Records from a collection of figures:
"""
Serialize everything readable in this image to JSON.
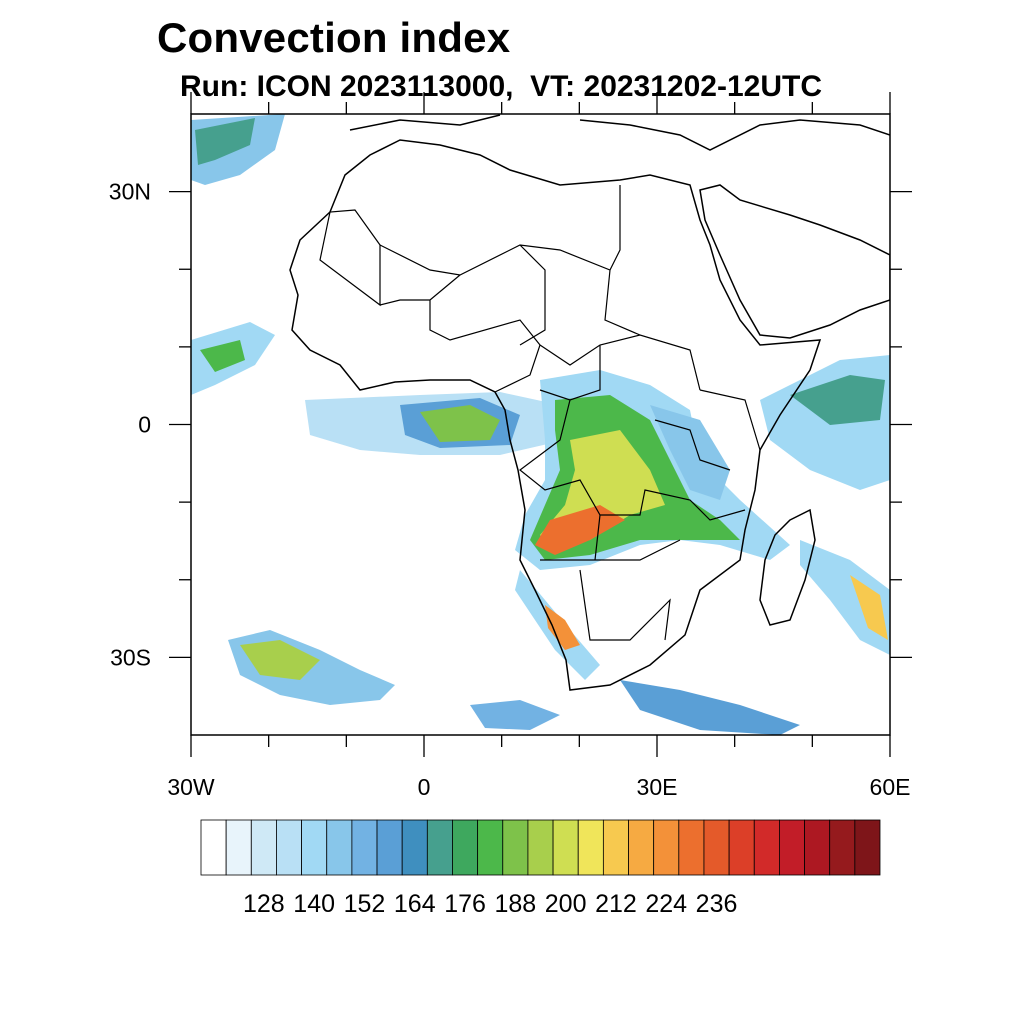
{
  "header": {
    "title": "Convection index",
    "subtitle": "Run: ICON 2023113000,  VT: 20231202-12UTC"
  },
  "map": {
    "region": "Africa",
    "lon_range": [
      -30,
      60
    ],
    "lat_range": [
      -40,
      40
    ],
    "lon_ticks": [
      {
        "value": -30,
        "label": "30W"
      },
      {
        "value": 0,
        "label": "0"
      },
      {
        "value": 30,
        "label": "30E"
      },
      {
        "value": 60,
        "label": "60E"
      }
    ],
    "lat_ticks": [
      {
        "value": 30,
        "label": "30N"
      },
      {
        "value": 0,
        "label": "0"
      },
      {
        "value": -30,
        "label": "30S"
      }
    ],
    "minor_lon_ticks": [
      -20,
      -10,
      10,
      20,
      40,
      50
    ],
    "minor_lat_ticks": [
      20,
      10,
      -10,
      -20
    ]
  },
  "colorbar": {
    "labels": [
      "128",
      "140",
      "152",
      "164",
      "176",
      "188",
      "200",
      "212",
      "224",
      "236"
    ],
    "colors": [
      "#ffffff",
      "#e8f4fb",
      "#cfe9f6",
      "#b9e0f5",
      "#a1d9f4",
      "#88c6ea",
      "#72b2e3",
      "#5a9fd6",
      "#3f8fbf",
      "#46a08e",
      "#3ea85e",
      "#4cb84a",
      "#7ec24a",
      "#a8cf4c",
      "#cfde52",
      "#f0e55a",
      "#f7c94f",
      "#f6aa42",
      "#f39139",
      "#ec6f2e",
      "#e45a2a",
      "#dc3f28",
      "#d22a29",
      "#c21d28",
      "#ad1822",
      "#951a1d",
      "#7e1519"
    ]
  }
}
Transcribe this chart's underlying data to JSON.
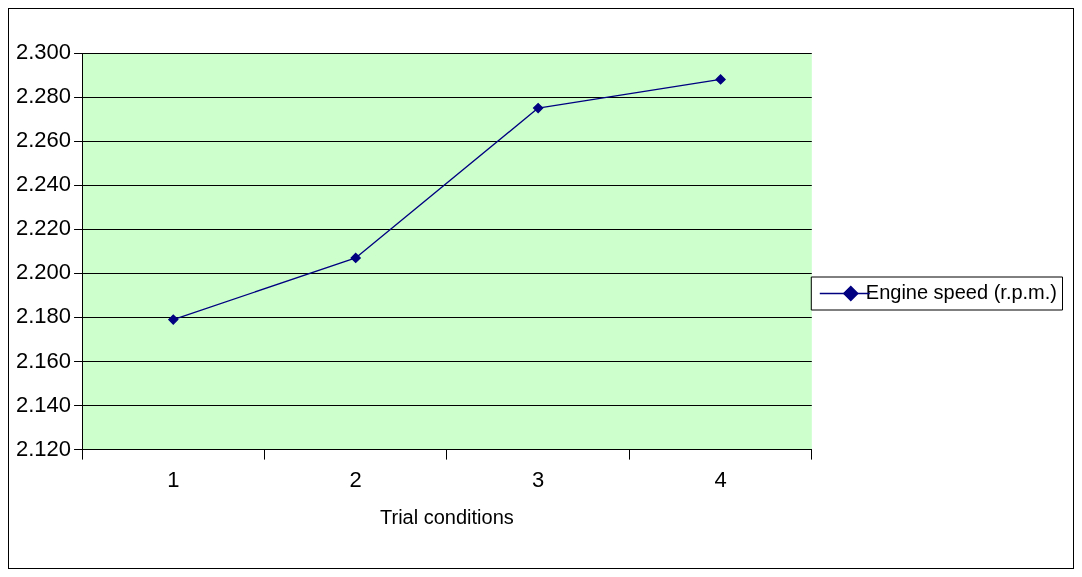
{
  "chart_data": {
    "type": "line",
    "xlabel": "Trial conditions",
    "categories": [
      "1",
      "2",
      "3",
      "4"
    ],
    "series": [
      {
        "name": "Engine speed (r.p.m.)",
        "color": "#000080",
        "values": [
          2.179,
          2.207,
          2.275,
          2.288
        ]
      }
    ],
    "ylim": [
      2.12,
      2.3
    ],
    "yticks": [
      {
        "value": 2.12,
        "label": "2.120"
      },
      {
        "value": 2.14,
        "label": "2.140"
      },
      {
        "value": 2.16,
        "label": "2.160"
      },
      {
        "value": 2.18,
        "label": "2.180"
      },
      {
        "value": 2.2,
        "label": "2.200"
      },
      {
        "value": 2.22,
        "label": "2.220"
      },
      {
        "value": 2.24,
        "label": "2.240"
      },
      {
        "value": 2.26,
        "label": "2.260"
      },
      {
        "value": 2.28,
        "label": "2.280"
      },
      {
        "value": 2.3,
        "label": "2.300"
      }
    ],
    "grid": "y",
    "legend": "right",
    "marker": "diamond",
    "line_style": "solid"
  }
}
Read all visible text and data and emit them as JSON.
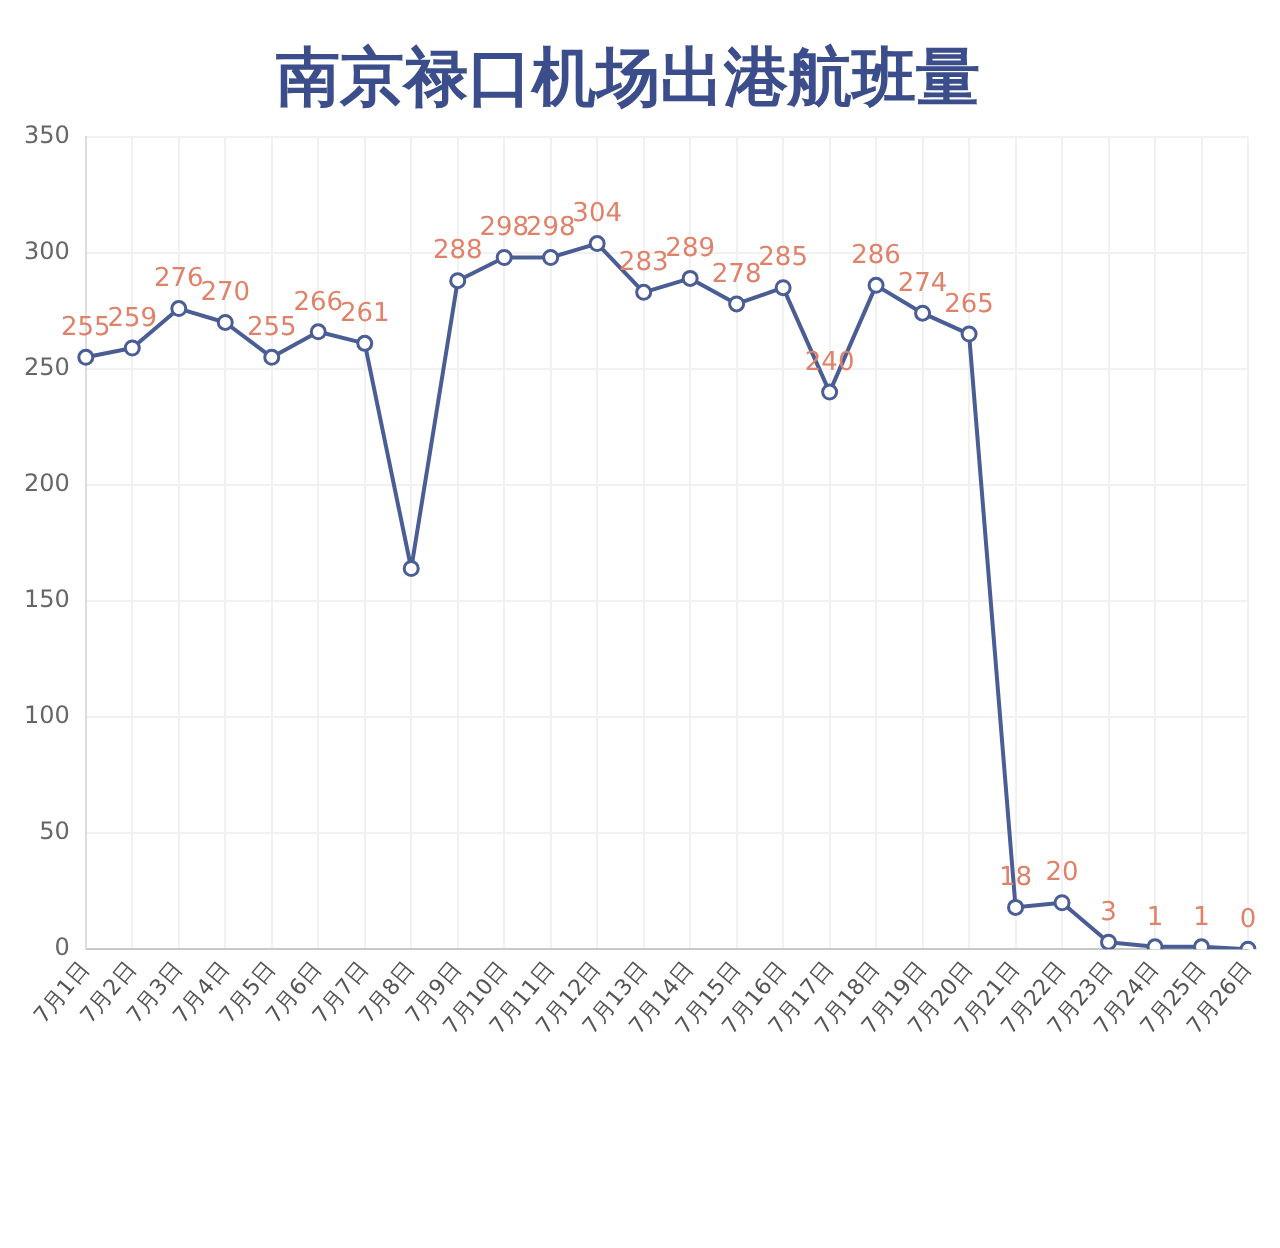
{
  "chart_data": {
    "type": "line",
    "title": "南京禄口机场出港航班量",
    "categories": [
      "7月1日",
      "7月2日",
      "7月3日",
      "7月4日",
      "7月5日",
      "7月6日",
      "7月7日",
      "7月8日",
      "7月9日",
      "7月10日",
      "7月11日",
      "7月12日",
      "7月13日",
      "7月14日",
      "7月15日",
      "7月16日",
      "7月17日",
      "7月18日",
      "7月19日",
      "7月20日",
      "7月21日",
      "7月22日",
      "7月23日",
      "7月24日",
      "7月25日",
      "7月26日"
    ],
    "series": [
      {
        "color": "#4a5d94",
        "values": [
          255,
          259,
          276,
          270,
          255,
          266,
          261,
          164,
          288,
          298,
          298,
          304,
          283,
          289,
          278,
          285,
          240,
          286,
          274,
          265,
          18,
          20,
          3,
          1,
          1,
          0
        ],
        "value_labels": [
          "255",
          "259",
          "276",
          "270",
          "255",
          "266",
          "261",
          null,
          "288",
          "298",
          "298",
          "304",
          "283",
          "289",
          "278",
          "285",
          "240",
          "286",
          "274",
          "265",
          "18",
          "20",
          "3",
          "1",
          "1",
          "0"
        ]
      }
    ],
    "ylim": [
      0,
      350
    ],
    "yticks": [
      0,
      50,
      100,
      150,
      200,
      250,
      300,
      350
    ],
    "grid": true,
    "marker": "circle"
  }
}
"""
PROMPT:
Copy the material above in full and exactly, skipping pictures.

THE RESULT:
Serialize everything readable in this image to JSON.
{
  "header": {
    "title": "Convection index",
    "subtitle": "Run: ICON 2023113000,  VT: 20231202-12UTC"
  },
  "map": {
    "region": "Africa",
    "lon_range": [
      -30,
      60
    ],
    "lat_range": [
      -40,
      40
    ],
    "lon_ticks": [
      {
        "value": -30,
        "label": "30W"
      },
      {
        "value": 0,
        "label": "0"
      },
      {
        "value": 30,
        "label": "30E"
      },
      {
        "value": 60,
        "label": "60E"
      }
    ],
    "lat_ticks": [
      {
        "value": 30,
        "label": "30N"
      },
      {
        "value": 0,
        "label": "0"
      },
      {
        "value": -30,
        "label": "30S"
      }
    ],
    "minor_lon_ticks": [
      -20,
      -10,
      10,
      20,
      40,
      50
    ],
    "minor_lat_ticks": [
      20,
      10,
      -10,
      -20
    ]
  },
  "colorbar": {
    "labels": [
      "128",
      "140",
      "152",
      "164",
      "176",
      "188",
      "200",
      "212",
      "224",
      "236"
    ],
    "colors": [
      "#ffffff",
      "#e8f4fb",
      "#cfe9f6",
      "#b9e0f5",
      "#a1d9f4",
      "#88c6ea",
      "#72b2e3",
      "#5a9fd6",
      "#3f8fbf",
      "#46a08e",
      "#3ea85e",
      "#4cb84a",
      "#7ec24a",
      "#a8cf4c",
      "#cfde52",
      "#f0e55a",
      "#f7c94f",
      "#f6aa42",
      "#f39139",
      "#ec6f2e",
      "#e45a2a",
      "#dc3f28",
      "#d22a29",
      "#c21d28",
      "#ad1822",
      "#951a1d",
      "#7e1519"
    ]
  }
}
Transcribe this chart's underlying data to JSON.
{
  "chart_data": {
    "type": "line",
    "xlabel": "Trial conditions",
    "categories": [
      "1",
      "2",
      "3",
      "4"
    ],
    "series": [
      {
        "name": "Engine speed (r.p.m.)",
        "color": "#000080",
        "values": [
          2.179,
          2.207,
          2.275,
          2.288
        ]
      }
    ],
    "ylim": [
      2.12,
      2.3
    ],
    "yticks": [
      {
        "value": 2.12,
        "label": "2.120"
      },
      {
        "value": 2.14,
        "label": "2.140"
      },
      {
        "value": 2.16,
        "label": "2.160"
      },
      {
        "value": 2.18,
        "label": "2.180"
      },
      {
        "value": 2.2,
        "label": "2.200"
      },
      {
        "value": 2.22,
        "label": "2.220"
      },
      {
        "value": 2.24,
        "label": "2.240"
      },
      {
        "value": 2.26,
        "label": "2.260"
      },
      {
        "value": 2.28,
        "label": "2.280"
      },
      {
        "value": 2.3,
        "label": "2.300"
      }
    ],
    "grid": "y",
    "legend": "right",
    "marker": "diamond",
    "line_style": "solid"
  }
}
Read all visible text and data and emit them as JSON.
{
  "chart_data": {
    "type": "line",
    "title": "南京禄口机场出港航班量",
    "categories": [
      "7月1日",
      "7月2日",
      "7月3日",
      "7月4日",
      "7月5日",
      "7月6日",
      "7月7日",
      "7月8日",
      "7月9日",
      "7月10日",
      "7月11日",
      "7月12日",
      "7月13日",
      "7月14日",
      "7月15日",
      "7月16日",
      "7月17日",
      "7月18日",
      "7月19日",
      "7月20日",
      "7月21日",
      "7月22日",
      "7月23日",
      "7月24日",
      "7月25日",
      "7月26日"
    ],
    "series": [
      {
        "color": "#4a5d94",
        "values": [
          255,
          259,
          276,
          270,
          255,
          266,
          261,
          164,
          288,
          298,
          298,
          304,
          283,
          289,
          278,
          285,
          240,
          286,
          274,
          265,
          18,
          20,
          3,
          1,
          1,
          0
        ],
        "value_labels": [
          "255",
          "259",
          "276",
          "270",
          "255",
          "266",
          "261",
          null,
          "288",
          "298",
          "298",
          "304",
          "283",
          "289",
          "278",
          "285",
          "240",
          "286",
          "274",
          "265",
          "18",
          "20",
          "3",
          "1",
          "1",
          "0"
        ]
      }
    ],
    "ylim": [
      0,
      350
    ],
    "yticks": [
      0,
      50,
      100,
      150,
      200,
      250,
      300,
      350
    ],
    "grid": true,
    "marker": "circle"
  }
}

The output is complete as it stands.